Count how many lines of the data include "vàng". The answer is that number and nothing else.

— begin —

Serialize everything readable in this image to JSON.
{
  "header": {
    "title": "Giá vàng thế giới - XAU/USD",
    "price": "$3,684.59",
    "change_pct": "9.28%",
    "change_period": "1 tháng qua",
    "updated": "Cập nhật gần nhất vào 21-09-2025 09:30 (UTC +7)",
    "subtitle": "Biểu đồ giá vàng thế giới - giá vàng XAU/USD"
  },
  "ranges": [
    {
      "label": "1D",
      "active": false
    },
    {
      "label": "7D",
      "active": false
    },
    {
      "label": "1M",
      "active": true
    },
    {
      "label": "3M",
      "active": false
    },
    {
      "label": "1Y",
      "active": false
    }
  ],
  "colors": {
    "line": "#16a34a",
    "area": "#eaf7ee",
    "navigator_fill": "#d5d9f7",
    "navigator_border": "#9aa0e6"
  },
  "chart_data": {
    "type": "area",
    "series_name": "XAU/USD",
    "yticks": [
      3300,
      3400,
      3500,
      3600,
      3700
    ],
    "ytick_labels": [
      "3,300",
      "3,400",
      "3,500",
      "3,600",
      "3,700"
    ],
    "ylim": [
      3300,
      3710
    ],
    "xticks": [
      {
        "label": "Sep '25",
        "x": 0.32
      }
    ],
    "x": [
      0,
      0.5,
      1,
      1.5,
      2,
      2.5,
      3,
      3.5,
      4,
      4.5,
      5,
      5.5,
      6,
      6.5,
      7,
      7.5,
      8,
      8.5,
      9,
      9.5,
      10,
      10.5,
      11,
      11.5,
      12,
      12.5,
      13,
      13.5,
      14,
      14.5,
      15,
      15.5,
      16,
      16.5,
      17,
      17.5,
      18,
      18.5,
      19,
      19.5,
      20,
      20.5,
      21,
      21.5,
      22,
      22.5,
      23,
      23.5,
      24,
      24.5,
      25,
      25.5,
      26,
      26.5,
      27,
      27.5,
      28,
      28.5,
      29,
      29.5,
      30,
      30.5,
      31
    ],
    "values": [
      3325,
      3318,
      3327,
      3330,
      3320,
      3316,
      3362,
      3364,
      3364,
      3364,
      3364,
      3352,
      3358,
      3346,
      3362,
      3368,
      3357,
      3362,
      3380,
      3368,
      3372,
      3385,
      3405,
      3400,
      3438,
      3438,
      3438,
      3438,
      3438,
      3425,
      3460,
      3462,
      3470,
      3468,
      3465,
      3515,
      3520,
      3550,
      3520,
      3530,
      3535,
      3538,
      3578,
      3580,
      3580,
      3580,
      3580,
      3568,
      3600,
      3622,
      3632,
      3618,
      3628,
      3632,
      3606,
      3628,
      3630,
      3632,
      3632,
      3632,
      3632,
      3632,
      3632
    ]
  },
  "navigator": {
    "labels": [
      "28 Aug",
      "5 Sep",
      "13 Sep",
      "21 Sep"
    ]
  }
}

— end —

**Result below**
2